#### Records shown:
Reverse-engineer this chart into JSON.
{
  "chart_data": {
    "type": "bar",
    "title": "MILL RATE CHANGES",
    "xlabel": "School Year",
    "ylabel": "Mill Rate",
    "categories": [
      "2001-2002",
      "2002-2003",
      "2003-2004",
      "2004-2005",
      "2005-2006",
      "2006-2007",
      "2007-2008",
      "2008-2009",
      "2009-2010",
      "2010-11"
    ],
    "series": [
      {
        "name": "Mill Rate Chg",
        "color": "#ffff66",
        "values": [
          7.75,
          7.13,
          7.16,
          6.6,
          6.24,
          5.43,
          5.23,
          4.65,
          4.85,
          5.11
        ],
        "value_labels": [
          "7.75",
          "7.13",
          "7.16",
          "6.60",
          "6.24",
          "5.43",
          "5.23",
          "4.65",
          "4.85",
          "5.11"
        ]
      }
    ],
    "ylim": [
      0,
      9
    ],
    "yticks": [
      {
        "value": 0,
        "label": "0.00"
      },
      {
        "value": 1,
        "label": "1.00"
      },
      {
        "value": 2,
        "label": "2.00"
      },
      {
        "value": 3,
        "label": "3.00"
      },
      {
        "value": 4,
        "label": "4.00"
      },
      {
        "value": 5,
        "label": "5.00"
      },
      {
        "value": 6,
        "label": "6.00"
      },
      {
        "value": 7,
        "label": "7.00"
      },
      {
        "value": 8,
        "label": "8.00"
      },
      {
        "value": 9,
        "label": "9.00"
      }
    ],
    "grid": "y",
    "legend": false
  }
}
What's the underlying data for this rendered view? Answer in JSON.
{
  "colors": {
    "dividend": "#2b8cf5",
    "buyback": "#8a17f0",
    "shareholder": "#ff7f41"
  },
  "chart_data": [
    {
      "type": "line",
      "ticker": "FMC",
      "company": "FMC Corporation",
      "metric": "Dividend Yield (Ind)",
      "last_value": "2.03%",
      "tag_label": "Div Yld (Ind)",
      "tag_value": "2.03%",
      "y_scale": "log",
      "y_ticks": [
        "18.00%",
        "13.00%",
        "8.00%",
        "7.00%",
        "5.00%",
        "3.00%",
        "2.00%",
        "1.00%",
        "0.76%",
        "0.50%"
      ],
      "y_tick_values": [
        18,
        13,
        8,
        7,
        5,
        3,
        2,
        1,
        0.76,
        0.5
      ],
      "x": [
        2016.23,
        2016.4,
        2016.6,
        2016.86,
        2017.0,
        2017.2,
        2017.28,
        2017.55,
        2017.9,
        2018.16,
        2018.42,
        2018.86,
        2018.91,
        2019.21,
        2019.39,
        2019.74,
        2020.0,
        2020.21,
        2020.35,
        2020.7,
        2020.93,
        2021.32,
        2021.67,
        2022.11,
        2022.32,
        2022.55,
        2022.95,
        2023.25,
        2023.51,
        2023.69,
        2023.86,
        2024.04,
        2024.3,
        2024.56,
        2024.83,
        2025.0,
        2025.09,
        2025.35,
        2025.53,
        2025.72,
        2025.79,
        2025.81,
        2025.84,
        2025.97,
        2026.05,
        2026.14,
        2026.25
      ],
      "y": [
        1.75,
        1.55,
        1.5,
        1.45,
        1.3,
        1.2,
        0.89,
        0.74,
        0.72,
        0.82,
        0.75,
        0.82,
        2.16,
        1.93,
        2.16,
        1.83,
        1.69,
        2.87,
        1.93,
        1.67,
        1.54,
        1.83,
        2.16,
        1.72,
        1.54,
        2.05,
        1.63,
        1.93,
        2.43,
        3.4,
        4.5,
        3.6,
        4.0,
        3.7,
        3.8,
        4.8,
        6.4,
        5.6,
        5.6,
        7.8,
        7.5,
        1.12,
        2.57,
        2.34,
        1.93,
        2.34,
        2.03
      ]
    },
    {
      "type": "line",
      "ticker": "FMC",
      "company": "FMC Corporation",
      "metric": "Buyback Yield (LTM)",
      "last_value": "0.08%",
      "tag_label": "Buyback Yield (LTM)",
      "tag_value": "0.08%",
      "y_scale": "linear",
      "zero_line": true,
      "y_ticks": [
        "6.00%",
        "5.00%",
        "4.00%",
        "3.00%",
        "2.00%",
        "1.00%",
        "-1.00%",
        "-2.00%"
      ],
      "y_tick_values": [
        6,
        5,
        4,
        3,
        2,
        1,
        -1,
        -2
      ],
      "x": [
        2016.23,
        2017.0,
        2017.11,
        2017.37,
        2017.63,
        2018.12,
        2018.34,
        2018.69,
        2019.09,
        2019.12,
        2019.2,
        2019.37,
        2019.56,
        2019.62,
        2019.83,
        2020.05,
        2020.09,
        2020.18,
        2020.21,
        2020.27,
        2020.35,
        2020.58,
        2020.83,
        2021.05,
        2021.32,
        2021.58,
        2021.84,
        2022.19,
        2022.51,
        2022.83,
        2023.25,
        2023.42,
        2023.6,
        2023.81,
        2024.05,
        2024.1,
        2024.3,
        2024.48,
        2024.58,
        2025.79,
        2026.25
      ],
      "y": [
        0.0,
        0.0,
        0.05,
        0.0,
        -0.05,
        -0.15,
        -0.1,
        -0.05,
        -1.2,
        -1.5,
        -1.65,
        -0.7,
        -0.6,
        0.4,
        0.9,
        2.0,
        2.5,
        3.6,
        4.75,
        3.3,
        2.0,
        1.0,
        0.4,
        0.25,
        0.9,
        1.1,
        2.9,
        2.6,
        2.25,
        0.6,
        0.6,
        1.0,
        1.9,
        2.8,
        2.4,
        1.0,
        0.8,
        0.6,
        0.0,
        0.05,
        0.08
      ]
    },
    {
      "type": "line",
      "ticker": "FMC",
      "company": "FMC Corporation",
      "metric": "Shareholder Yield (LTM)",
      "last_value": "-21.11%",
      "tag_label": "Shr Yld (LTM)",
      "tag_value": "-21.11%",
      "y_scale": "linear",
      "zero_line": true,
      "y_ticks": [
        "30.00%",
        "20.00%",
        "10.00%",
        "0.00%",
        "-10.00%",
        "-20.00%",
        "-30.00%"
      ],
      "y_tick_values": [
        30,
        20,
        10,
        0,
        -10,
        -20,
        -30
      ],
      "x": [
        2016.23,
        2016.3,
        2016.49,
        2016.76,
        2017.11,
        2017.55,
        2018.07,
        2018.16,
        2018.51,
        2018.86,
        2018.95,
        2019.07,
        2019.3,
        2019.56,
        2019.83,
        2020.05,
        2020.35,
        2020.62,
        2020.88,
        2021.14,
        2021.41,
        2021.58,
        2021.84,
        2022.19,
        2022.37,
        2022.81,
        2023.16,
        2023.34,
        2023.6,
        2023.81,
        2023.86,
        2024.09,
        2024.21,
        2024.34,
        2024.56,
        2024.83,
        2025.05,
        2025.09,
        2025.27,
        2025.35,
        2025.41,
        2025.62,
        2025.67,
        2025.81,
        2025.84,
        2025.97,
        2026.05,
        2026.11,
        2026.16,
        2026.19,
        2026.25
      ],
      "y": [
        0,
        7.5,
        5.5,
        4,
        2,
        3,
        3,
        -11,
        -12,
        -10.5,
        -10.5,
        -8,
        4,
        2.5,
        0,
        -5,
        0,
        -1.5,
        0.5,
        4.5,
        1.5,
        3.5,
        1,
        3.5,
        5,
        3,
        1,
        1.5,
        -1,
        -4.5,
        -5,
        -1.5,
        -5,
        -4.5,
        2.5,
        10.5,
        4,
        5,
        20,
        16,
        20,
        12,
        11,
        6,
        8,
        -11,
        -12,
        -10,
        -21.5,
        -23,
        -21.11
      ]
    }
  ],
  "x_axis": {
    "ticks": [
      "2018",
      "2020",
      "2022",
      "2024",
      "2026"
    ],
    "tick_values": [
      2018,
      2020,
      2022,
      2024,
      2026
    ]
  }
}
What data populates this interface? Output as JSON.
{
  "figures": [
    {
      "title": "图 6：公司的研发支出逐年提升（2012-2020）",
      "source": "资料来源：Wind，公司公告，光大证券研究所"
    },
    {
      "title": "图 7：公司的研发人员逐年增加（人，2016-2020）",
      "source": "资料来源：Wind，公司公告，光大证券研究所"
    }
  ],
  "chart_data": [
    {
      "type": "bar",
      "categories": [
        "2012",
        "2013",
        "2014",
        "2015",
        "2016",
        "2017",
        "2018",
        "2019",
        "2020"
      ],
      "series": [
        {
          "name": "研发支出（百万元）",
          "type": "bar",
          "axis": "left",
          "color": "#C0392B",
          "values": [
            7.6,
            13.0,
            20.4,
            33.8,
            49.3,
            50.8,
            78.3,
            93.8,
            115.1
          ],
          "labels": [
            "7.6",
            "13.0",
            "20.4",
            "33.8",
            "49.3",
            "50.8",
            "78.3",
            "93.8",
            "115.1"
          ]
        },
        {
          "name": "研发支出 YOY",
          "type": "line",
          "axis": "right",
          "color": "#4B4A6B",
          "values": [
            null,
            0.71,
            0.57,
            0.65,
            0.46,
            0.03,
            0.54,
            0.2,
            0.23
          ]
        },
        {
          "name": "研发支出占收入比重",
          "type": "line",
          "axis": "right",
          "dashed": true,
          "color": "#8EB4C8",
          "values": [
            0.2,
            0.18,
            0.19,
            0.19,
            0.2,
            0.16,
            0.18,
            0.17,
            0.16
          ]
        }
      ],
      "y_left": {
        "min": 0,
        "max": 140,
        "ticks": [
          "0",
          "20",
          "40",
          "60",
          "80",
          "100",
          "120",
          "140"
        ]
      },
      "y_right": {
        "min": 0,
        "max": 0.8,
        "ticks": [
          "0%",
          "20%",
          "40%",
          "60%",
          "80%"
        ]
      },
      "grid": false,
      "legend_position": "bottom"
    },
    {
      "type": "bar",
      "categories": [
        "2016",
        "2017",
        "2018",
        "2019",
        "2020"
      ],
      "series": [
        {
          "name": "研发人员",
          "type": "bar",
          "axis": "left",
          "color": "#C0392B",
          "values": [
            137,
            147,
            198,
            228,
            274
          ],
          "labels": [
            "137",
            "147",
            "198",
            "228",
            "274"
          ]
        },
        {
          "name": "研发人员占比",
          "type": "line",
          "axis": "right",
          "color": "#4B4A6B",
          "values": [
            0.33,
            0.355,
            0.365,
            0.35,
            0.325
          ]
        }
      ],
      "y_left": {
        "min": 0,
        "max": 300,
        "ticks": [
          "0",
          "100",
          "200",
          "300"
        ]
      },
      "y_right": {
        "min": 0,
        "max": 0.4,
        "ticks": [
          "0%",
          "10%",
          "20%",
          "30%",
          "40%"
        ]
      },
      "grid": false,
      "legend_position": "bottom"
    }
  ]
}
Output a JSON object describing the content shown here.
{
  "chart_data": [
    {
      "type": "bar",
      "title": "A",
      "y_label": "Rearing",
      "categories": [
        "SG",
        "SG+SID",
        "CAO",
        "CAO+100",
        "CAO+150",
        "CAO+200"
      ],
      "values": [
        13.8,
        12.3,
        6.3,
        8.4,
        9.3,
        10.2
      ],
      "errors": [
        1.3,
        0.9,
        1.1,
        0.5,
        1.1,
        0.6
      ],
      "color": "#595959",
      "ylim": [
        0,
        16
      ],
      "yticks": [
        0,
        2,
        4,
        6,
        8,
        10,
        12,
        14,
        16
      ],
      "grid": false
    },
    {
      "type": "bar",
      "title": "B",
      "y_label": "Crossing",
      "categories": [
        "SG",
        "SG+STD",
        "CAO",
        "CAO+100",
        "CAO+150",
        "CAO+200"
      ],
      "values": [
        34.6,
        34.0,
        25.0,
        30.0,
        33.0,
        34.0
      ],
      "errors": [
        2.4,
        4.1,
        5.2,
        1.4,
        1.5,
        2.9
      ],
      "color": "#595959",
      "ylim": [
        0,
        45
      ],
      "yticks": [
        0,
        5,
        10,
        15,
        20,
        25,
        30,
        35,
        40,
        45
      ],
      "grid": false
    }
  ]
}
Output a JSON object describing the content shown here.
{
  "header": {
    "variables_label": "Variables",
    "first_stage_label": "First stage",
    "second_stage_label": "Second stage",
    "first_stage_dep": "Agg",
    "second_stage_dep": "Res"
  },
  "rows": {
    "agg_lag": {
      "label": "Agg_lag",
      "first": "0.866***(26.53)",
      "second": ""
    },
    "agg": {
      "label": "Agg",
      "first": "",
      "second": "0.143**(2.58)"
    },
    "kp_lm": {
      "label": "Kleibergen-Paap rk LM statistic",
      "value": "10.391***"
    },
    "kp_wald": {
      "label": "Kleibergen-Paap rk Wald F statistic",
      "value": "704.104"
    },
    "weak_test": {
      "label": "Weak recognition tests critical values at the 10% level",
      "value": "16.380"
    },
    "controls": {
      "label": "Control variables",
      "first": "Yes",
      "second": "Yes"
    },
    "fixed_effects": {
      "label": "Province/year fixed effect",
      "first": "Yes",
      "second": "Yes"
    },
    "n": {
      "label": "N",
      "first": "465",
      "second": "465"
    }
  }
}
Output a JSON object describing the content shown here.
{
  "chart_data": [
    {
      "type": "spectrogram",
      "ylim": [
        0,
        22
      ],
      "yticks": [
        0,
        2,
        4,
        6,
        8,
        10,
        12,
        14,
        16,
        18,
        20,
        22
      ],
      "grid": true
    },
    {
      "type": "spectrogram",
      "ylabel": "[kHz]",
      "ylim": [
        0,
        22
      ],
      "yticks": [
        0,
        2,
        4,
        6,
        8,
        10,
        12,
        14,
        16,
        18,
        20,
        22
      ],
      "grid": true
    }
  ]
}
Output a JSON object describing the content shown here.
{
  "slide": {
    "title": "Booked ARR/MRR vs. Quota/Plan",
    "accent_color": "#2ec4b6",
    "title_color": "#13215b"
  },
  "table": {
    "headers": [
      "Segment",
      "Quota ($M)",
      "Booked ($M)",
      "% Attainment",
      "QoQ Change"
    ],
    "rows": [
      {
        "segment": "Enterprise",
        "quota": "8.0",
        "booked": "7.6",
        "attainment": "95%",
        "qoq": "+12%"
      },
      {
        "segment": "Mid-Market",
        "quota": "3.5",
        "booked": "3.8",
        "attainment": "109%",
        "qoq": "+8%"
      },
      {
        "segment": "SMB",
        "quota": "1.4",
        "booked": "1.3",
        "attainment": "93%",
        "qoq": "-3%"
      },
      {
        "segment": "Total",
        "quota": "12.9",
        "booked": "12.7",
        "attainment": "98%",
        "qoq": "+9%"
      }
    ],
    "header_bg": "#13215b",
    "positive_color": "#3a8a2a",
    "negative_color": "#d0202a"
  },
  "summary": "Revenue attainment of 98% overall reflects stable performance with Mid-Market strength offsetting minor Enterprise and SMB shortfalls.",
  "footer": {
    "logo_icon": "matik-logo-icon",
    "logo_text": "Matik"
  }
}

#### Stated exercise:
Reproduce every line of the listing above in which the string "Yield" appears.

#### Exercise result:
      "metric": "Dividend Yield (Ind)",
      "metric": "Buyback Yield (LTM)",
      "tag_label": "Buyback Yield (LTM)",
      "metric": "Shareholder Yield (LTM)",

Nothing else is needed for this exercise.